:: EXERCISE INPUTS ::

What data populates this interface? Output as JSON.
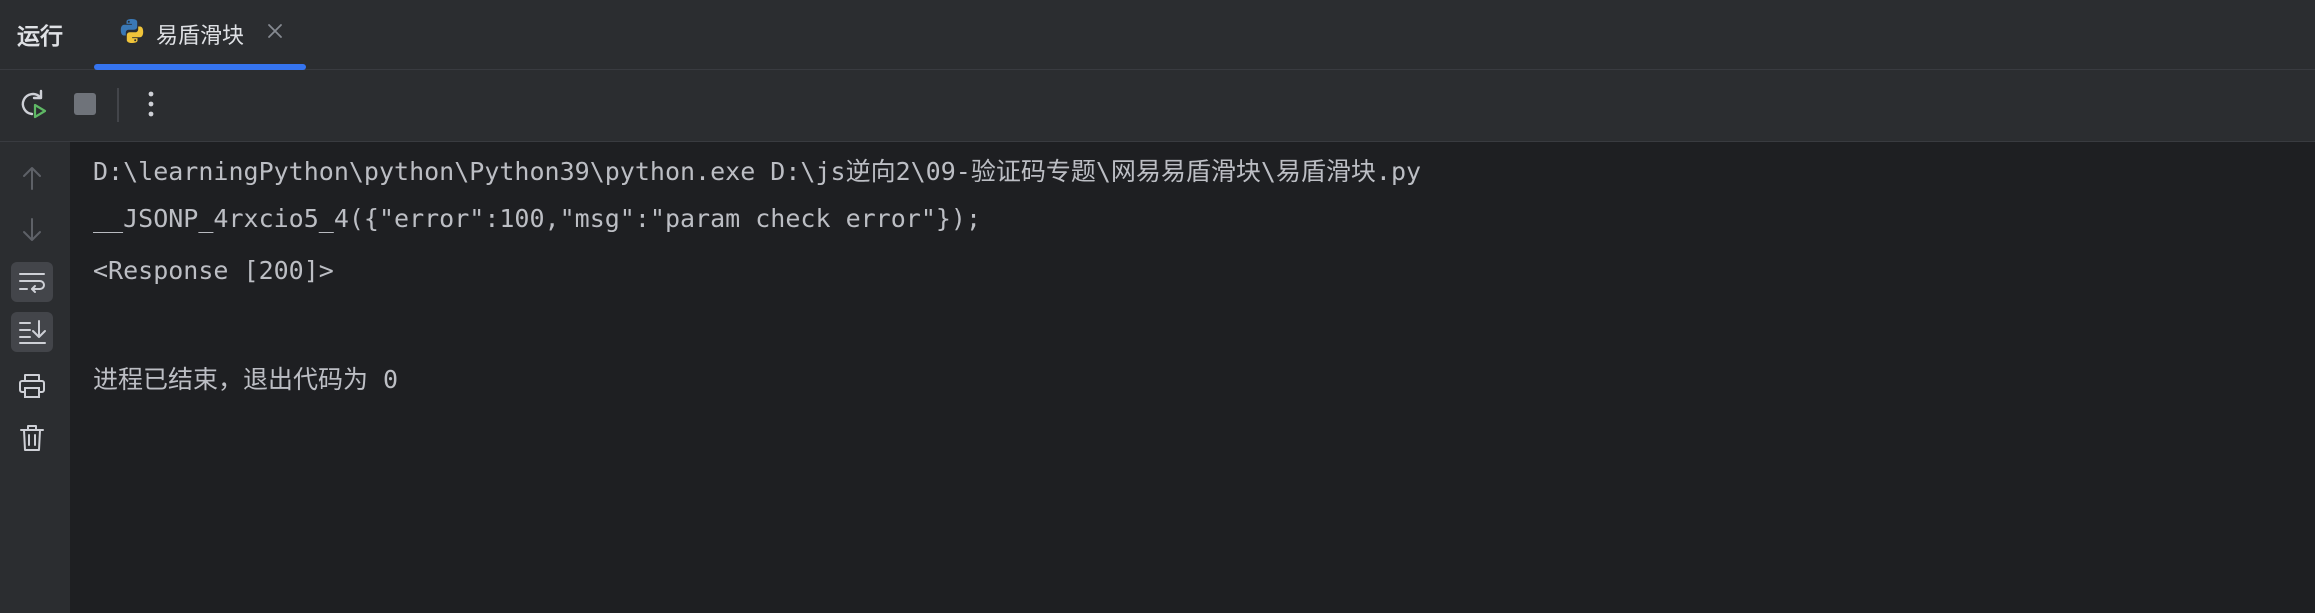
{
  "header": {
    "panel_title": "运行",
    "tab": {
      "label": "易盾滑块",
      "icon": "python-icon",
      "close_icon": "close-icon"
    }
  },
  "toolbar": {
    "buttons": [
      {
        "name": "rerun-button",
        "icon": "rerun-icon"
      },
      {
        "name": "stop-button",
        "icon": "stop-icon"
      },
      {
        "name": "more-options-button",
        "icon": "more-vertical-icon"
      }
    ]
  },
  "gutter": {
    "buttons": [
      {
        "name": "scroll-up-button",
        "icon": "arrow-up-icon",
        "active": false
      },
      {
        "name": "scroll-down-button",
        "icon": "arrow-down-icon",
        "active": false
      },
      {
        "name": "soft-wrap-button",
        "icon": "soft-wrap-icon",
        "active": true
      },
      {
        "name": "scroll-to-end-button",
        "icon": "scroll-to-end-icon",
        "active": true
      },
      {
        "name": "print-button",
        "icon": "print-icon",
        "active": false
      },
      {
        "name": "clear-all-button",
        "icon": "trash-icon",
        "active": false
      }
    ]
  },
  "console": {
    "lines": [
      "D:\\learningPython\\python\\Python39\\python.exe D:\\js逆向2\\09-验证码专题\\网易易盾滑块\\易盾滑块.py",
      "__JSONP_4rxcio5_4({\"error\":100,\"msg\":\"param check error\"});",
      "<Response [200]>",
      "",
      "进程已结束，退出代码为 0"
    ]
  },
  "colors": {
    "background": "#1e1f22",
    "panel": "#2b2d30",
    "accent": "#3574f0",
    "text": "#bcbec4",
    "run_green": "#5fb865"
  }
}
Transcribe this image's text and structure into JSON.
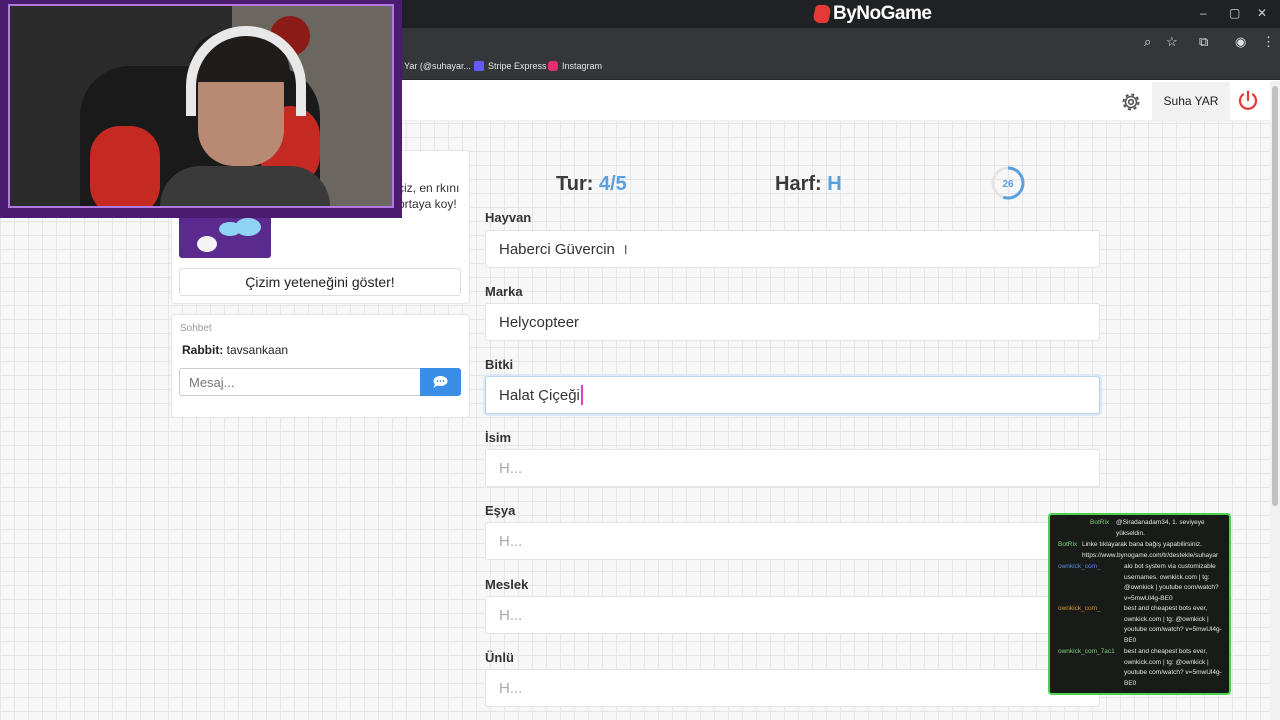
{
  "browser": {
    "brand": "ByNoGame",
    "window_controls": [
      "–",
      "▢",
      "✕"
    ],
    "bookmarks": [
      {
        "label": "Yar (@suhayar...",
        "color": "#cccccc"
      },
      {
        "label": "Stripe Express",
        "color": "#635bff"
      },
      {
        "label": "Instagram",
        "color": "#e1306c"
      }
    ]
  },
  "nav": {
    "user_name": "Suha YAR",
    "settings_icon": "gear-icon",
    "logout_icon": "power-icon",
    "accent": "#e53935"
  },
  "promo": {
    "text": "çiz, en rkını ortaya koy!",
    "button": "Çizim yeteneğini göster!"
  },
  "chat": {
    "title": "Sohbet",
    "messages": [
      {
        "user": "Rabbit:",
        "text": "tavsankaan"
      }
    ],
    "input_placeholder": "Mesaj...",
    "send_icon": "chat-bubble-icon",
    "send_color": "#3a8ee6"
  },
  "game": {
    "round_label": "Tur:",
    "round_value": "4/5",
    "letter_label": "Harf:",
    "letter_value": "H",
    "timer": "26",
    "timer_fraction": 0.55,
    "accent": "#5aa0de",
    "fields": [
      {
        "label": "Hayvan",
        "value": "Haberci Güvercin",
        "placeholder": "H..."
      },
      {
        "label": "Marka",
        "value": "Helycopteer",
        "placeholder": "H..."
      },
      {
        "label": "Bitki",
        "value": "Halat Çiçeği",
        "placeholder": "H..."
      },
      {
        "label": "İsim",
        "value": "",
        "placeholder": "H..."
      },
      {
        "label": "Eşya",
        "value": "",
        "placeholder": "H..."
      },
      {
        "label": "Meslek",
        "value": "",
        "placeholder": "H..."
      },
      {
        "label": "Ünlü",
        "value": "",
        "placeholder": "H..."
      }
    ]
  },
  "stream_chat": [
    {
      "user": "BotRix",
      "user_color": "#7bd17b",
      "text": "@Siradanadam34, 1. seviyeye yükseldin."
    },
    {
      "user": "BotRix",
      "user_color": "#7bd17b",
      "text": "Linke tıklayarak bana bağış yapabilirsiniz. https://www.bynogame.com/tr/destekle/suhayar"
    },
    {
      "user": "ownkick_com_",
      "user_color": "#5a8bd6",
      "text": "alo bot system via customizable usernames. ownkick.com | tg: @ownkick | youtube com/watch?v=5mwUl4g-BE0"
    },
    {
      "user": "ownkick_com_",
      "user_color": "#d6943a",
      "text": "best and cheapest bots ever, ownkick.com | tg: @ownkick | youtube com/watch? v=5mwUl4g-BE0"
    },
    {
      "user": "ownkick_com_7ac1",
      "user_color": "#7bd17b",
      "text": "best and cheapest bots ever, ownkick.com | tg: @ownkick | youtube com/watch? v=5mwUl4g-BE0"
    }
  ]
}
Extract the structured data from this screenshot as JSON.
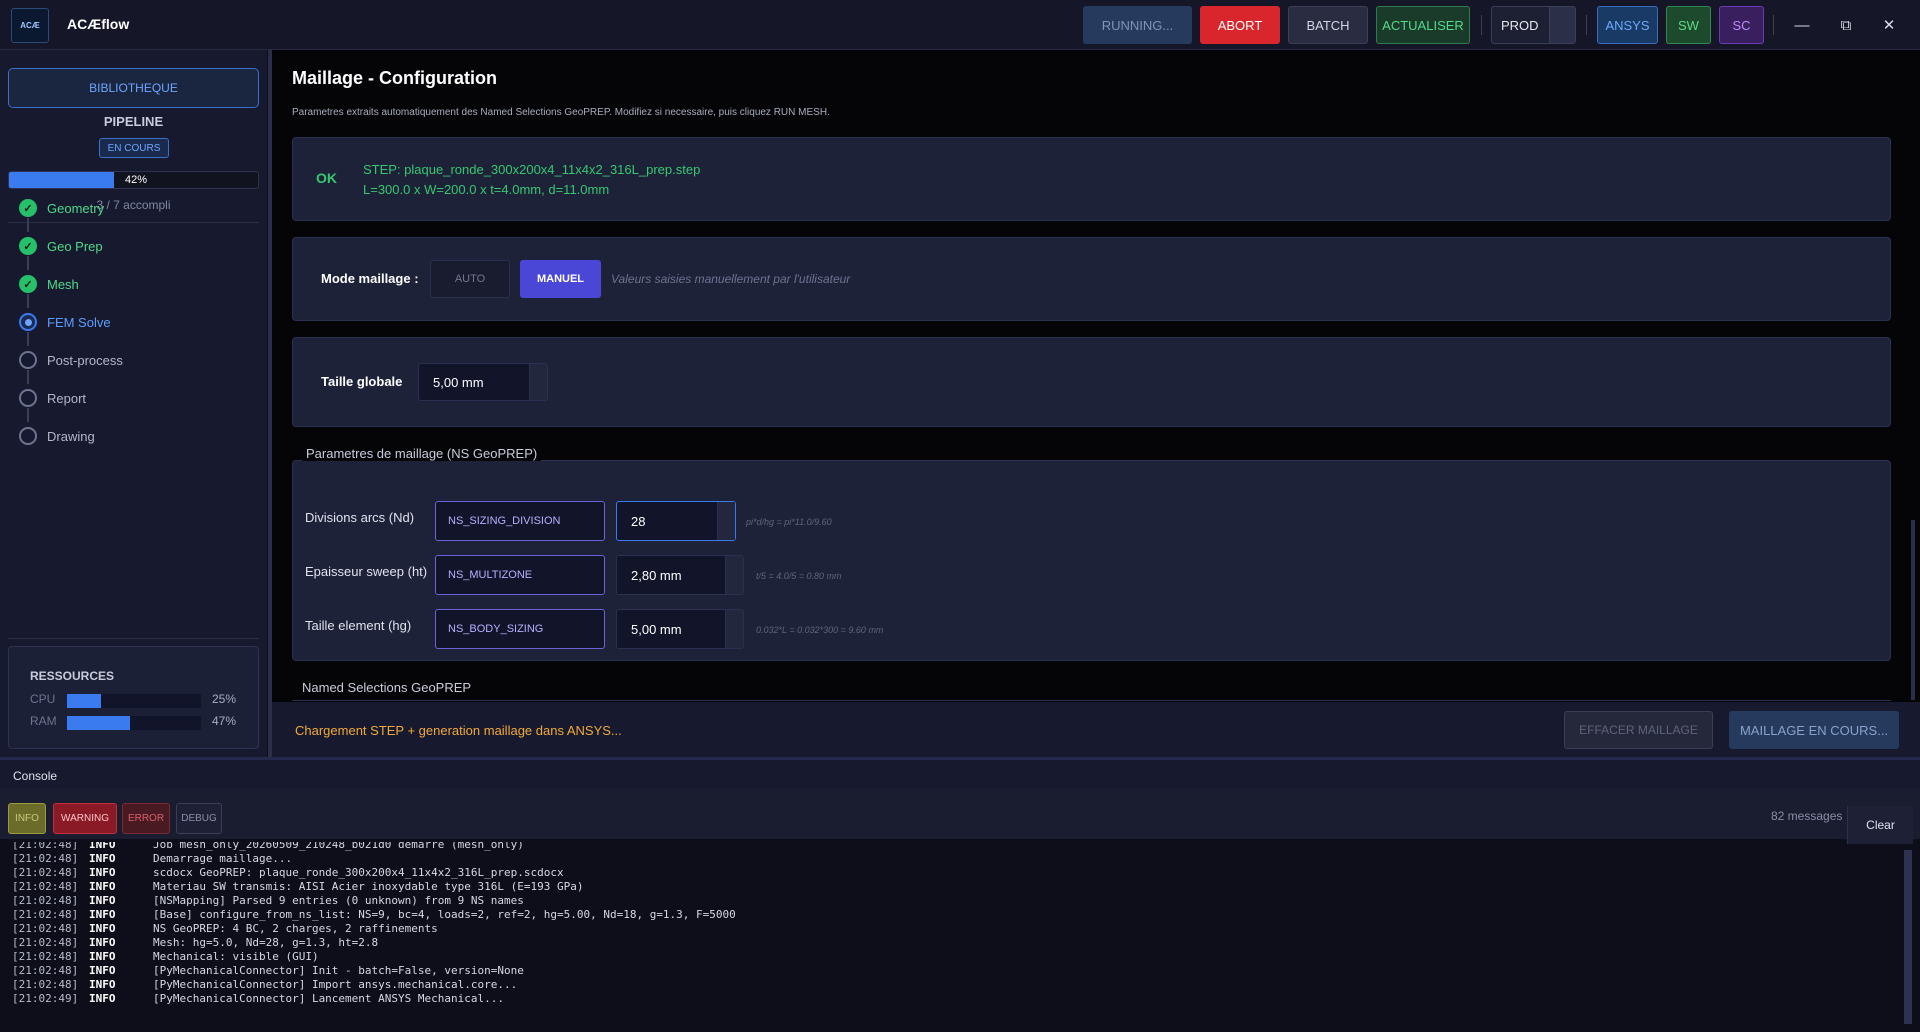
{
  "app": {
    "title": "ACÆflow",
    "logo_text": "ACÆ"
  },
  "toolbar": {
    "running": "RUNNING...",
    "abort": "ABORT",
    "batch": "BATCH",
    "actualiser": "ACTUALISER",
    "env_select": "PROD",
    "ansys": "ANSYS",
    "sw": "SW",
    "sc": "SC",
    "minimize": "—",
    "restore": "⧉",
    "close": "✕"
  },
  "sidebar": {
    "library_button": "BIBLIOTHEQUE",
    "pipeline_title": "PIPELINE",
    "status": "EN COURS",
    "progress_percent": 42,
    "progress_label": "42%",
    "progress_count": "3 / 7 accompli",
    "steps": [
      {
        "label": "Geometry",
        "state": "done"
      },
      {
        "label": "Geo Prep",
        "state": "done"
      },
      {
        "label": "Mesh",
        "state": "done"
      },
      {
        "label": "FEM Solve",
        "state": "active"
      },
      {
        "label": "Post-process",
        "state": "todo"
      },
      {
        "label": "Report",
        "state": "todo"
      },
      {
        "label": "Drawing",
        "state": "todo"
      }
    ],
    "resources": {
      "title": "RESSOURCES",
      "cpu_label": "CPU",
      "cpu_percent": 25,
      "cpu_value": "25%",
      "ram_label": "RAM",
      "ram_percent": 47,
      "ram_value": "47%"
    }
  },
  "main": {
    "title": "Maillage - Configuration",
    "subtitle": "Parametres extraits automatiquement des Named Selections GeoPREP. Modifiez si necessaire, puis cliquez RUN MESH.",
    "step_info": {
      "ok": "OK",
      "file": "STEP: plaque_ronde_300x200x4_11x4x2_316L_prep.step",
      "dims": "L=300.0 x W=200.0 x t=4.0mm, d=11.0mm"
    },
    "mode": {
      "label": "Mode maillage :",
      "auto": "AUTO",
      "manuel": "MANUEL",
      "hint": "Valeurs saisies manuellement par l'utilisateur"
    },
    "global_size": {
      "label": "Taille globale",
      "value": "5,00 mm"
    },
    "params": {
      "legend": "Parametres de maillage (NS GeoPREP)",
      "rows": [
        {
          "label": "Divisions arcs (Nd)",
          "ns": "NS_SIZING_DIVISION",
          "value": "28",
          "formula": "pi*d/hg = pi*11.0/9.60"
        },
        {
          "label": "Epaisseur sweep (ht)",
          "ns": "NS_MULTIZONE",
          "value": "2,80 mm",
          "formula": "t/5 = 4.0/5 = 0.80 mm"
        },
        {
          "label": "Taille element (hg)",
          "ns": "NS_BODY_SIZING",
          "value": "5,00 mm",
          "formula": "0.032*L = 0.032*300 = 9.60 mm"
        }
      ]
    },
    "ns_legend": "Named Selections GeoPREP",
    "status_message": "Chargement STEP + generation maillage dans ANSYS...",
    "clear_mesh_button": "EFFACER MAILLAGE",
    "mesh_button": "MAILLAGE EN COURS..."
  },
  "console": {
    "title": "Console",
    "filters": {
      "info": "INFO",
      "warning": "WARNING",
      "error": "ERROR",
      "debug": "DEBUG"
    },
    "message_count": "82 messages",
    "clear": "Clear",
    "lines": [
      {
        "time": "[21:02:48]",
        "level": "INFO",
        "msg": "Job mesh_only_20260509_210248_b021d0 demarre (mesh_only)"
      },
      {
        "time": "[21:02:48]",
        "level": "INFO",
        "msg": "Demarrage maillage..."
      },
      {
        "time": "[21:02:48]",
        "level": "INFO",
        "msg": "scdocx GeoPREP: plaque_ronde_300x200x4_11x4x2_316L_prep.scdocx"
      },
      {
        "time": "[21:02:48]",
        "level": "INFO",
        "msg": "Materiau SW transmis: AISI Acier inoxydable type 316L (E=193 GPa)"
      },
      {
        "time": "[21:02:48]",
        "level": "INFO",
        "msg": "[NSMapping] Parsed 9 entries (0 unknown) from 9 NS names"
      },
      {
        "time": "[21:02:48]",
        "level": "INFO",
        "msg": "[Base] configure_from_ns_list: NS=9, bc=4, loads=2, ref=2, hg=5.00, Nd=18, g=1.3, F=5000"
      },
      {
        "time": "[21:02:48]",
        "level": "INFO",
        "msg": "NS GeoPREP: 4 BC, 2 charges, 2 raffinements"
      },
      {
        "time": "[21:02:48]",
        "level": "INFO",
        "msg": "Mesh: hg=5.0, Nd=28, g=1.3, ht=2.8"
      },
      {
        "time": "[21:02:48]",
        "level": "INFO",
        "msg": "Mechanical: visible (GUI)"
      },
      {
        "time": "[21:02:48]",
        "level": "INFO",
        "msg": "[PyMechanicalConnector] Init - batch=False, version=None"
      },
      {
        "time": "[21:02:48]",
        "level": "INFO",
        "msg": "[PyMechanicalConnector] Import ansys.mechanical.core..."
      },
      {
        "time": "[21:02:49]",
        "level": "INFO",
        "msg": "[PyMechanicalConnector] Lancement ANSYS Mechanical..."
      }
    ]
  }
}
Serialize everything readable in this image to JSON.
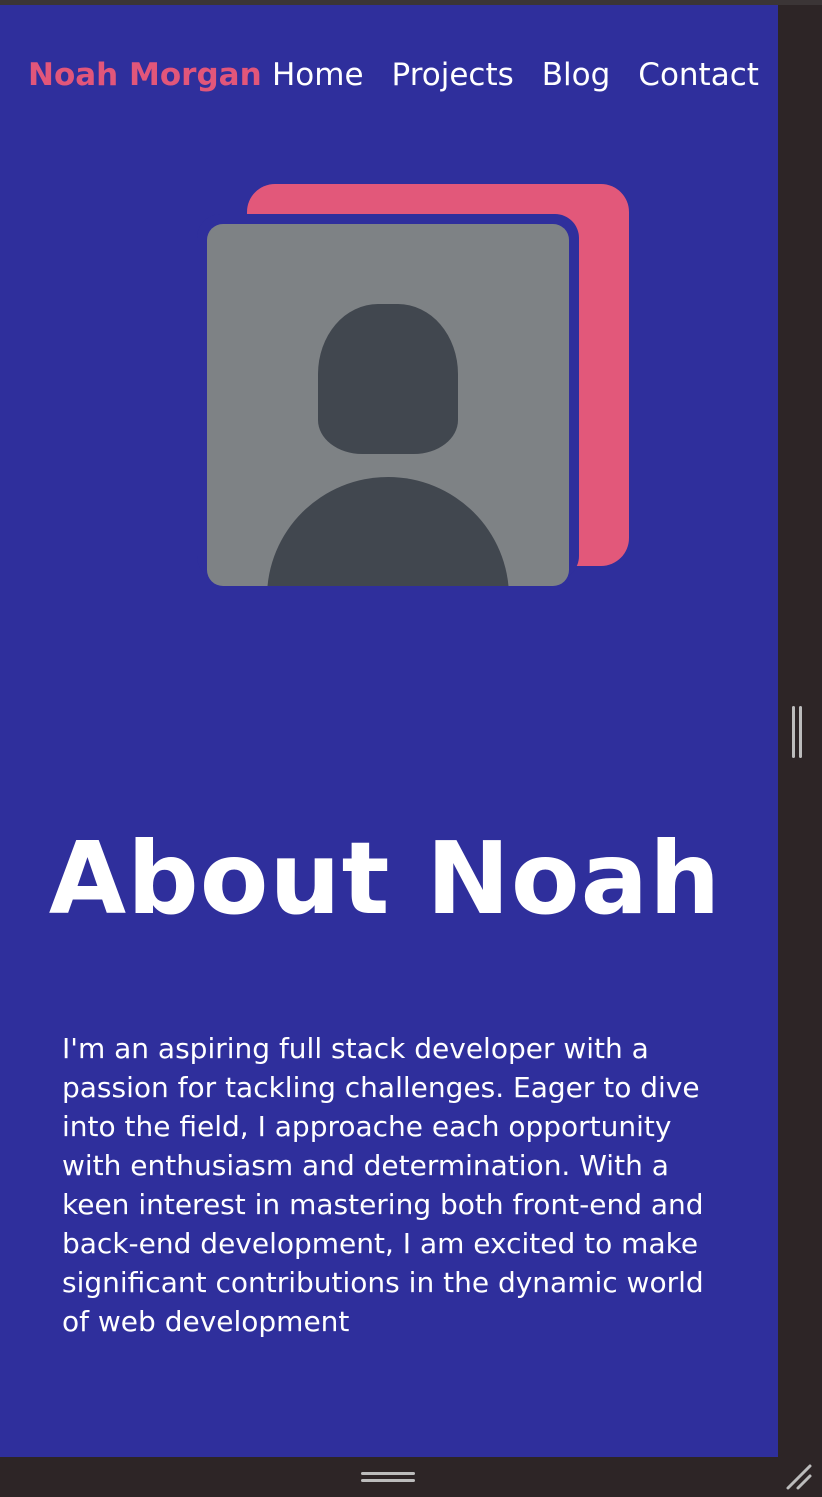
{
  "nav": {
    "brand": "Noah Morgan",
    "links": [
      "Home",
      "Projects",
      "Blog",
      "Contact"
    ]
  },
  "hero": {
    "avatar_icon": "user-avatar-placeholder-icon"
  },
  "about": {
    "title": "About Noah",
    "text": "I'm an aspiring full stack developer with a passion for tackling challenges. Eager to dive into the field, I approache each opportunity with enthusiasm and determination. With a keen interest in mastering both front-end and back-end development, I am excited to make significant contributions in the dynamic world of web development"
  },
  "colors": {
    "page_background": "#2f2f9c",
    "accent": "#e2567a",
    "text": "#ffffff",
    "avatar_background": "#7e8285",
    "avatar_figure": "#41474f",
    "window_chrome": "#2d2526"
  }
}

:::

## GOAL
How many lines of these entries contain the string "error"? Reply with the number alone.

## EXERCISE RESPONSE
2